### Exercise aim
Quote the whole listing verbatim.

________________________________________

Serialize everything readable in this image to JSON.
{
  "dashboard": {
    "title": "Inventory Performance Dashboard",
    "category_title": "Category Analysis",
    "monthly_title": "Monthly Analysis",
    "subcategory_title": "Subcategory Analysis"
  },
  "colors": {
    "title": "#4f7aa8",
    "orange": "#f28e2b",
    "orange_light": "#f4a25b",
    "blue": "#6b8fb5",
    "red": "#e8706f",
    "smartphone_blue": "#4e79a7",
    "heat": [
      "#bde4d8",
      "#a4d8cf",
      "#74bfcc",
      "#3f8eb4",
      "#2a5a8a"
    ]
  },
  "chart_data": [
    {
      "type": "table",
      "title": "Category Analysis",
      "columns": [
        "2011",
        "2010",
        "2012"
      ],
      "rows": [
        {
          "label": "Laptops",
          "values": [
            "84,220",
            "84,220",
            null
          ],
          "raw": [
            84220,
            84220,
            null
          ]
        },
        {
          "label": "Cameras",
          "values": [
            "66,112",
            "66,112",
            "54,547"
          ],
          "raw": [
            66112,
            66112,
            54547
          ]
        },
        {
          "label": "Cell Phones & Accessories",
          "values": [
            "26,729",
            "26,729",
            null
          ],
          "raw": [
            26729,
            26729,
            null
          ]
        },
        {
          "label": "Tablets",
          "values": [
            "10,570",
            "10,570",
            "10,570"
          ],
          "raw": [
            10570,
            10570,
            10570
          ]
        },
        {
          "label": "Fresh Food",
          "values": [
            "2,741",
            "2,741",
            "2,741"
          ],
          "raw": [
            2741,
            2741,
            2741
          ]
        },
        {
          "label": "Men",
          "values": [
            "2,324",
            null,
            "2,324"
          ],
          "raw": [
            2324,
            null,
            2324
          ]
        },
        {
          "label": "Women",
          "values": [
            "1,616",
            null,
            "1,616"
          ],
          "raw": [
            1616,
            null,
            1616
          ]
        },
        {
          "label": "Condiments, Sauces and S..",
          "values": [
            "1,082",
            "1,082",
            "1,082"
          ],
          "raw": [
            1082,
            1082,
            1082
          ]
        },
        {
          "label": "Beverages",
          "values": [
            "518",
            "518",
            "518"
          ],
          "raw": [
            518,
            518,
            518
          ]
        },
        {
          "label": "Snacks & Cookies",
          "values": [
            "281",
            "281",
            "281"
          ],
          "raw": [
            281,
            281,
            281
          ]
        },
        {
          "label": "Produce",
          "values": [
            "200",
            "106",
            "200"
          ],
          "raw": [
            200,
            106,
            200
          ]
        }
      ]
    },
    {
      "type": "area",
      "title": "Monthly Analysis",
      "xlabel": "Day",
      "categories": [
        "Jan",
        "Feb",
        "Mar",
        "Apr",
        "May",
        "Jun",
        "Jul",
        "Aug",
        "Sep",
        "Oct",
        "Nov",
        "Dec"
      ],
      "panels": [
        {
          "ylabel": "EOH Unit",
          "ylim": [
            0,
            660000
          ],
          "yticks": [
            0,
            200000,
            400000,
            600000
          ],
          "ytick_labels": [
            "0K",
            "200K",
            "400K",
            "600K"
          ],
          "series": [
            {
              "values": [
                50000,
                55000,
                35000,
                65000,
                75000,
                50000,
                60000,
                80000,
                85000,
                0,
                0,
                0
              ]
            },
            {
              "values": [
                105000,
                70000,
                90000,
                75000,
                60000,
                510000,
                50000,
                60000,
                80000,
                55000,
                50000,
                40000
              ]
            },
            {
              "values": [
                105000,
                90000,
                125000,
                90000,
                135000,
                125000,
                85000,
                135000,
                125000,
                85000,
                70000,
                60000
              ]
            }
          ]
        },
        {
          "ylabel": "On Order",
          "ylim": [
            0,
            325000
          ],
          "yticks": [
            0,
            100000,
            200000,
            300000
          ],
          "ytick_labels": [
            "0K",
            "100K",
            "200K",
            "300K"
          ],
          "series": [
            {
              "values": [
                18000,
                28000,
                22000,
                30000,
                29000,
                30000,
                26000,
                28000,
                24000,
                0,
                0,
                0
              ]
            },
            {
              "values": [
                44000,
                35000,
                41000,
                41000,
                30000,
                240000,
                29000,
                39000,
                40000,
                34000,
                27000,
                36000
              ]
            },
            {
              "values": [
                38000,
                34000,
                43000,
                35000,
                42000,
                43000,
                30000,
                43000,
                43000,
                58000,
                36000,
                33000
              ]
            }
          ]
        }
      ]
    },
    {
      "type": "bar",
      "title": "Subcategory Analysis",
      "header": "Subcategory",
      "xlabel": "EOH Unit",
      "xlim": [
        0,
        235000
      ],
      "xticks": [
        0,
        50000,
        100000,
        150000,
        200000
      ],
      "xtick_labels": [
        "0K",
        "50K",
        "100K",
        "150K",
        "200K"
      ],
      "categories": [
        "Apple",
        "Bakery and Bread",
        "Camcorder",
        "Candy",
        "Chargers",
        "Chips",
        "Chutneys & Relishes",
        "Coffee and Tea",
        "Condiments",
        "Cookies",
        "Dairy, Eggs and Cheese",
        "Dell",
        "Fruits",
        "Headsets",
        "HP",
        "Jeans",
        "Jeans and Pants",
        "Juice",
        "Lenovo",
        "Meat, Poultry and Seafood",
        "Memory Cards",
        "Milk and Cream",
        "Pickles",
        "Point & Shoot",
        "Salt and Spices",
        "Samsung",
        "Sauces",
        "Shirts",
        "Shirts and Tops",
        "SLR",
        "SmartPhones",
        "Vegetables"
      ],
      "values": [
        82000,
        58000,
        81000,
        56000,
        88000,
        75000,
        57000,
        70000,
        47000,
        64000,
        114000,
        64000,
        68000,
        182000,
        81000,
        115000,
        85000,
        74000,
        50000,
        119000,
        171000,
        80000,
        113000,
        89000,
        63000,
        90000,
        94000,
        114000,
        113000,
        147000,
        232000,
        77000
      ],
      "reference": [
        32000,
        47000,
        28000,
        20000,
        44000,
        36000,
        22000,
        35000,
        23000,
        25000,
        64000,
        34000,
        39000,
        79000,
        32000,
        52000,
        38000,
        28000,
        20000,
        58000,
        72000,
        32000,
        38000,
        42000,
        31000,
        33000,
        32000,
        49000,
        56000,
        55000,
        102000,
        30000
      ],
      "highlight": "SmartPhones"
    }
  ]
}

________________________________________

### Exercise output
Serialize everything readable in this image to JSON.
{
  "dashboard": {
    "title": "Inventory Performance Dashboard",
    "category_title": "Category Analysis",
    "monthly_title": "Monthly Analysis",
    "subcategory_title": "Subcategory Analysis"
  },
  "colors": {
    "title": "#4f7aa8",
    "orange": "#f28e2b",
    "orange_light": "#f4a25b",
    "blue": "#6b8fb5",
    "red": "#e8706f",
    "smartphone_blue": "#4e79a7",
    "heat": [
      "#bde4d8",
      "#a4d8cf",
      "#74bfcc",
      "#3f8eb4",
      "#2a5a8a"
    ]
  },
  "chart_data": [
    {
      "type": "table",
      "title": "Category Analysis",
      "columns": [
        "2011",
        "2010",
        "2012"
      ],
      "rows": [
        {
          "label": "Laptops",
          "values": [
            "84,220",
            "84,220",
            null
          ],
          "raw": [
            84220,
            84220,
            null
          ]
        },
        {
          "label": "Cameras",
          "values": [
            "66,112",
            "66,112",
            "54,547"
          ],
          "raw": [
            66112,
            66112,
            54547
          ]
        },
        {
          "label": "Cell Phones & Accessories",
          "values": [
            "26,729",
            "26,729",
            null
          ],
          "raw": [
            26729,
            26729,
            null
          ]
        },
        {
          "label": "Tablets",
          "values": [
            "10,570",
            "10,570",
            "10,570"
          ],
          "raw": [
            10570,
            10570,
            10570
          ]
        },
        {
          "label": "Fresh Food",
          "values": [
            "2,741",
            "2,741",
            "2,741"
          ],
          "raw": [
            2741,
            2741,
            2741
          ]
        },
        {
          "label": "Men",
          "values": [
            "2,324",
            null,
            "2,324"
          ],
          "raw": [
            2324,
            null,
            2324
          ]
        },
        {
          "label": "Women",
          "values": [
            "1,616",
            null,
            "1,616"
          ],
          "raw": [
            1616,
            null,
            1616
          ]
        },
        {
          "label": "Condiments, Sauces and S..",
          "values": [
            "1,082",
            "1,082",
            "1,082"
          ],
          "raw": [
            1082,
            1082,
            1082
          ]
        },
        {
          "label": "Beverages",
          "values": [
            "518",
            "518",
            "518"
          ],
          "raw": [
            518,
            518,
            518
          ]
        },
        {
          "label": "Snacks & Cookies",
          "values": [
            "281",
            "281",
            "281"
          ],
          "raw": [
            281,
            281,
            281
          ]
        },
        {
          "label": "Produce",
          "values": [
            "200",
            "106",
            "200"
          ],
          "raw": [
            200,
            106,
            200
          ]
        }
      ]
    },
    {
      "type": "area",
      "title": "Monthly Analysis",
      "xlabel": "Day",
      "categories": [
        "Jan",
        "Feb",
        "Mar",
        "Apr",
        "May",
        "Jun",
        "Jul",
        "Aug",
        "Sep",
        "Oct",
        "Nov",
        "Dec"
      ],
      "panels": [
        {
          "ylabel": "EOH Unit",
          "ylim": [
            0,
            660000
          ],
          "yticks": [
            0,
            200000,
            400000,
            600000
          ],
          "ytick_labels": [
            "0K",
            "200K",
            "400K",
            "600K"
          ],
          "series": [
            {
              "values": [
                50000,
                55000,
                35000,
                65000,
                75000,
                50000,
                60000,
                80000,
                85000,
                0,
                0,
                0
              ]
            },
            {
              "values": [
                105000,
                70000,
                90000,
                75000,
                60000,
                510000,
                50000,
                60000,
                80000,
                55000,
                50000,
                40000
              ]
            },
            {
              "values": [
                105000,
                90000,
                125000,
                90000,
                135000,
                125000,
                85000,
                135000,
                125000,
                85000,
                70000,
                60000
              ]
            }
          ]
        },
        {
          "ylabel": "On Order",
          "ylim": [
            0,
            325000
          ],
          "yticks": [
            0,
            100000,
            200000,
            300000
          ],
          "ytick_labels": [
            "0K",
            "100K",
            "200K",
            "300K"
          ],
          "series": [
            {
              "values": [
                18000,
                28000,
                22000,
                30000,
                29000,
                30000,
                26000,
                28000,
                24000,
                0,
                0,
                0
              ]
            },
            {
              "values": [
                44000,
                35000,
                41000,
                41000,
                30000,
                240000,
                29000,
                39000,
                40000,
                34000,
                27000,
                36000
              ]
            },
            {
              "values": [
                38000,
                34000,
                43000,
                35000,
                42000,
                43000,
                30000,
                43000,
                43000,
                58000,
                36000,
                33000
              ]
            }
          ]
        }
      ]
    },
    {
      "type": "bar",
      "title": "Subcategory Analysis",
      "header": "Subcategory",
      "xlabel": "EOH Unit",
      "xlim": [
        0,
        235000
      ],
      "xticks": [
        0,
        50000,
        100000,
        150000,
        200000
      ],
      "xtick_labels": [
        "0K",
        "50K",
        "100K",
        "150K",
        "200K"
      ],
      "categories": [
        "Apple",
        "Bakery and Bread",
        "Camcorder",
        "Candy",
        "Chargers",
        "Chips",
        "Chutneys & Relishes",
        "Coffee and Tea",
        "Condiments",
        "Cookies",
        "Dairy, Eggs and Cheese",
        "Dell",
        "Fruits",
        "Headsets",
        "HP",
        "Jeans",
        "Jeans and Pants",
        "Juice",
        "Lenovo",
        "Meat, Poultry and Seafood",
        "Memory Cards",
        "Milk and Cream",
        "Pickles",
        "Point & Shoot",
        "Salt and Spices",
        "Samsung",
        "Sauces",
        "Shirts",
        "Shirts and Tops",
        "SLR",
        "SmartPhones",
        "Vegetables"
      ],
      "values": [
        82000,
        58000,
        81000,
        56000,
        88000,
        75000,
        57000,
        70000,
        47000,
        64000,
        114000,
        64000,
        68000,
        182000,
        81000,
        115000,
        85000,
        74000,
        50000,
        119000,
        171000,
        80000,
        113000,
        89000,
        63000,
        90000,
        94000,
        114000,
        113000,
        147000,
        232000,
        77000
      ],
      "reference": [
        32000,
        47000,
        28000,
        20000,
        44000,
        36000,
        22000,
        35000,
        23000,
        25000,
        64000,
        34000,
        39000,
        79000,
        32000,
        52000,
        38000,
        28000,
        20000,
        58000,
        72000,
        32000,
        38000,
        42000,
        31000,
        33000,
        32000,
        49000,
        56000,
        55000,
        102000,
        30000
      ],
      "highlight": "SmartPhones"
    }
  ]
}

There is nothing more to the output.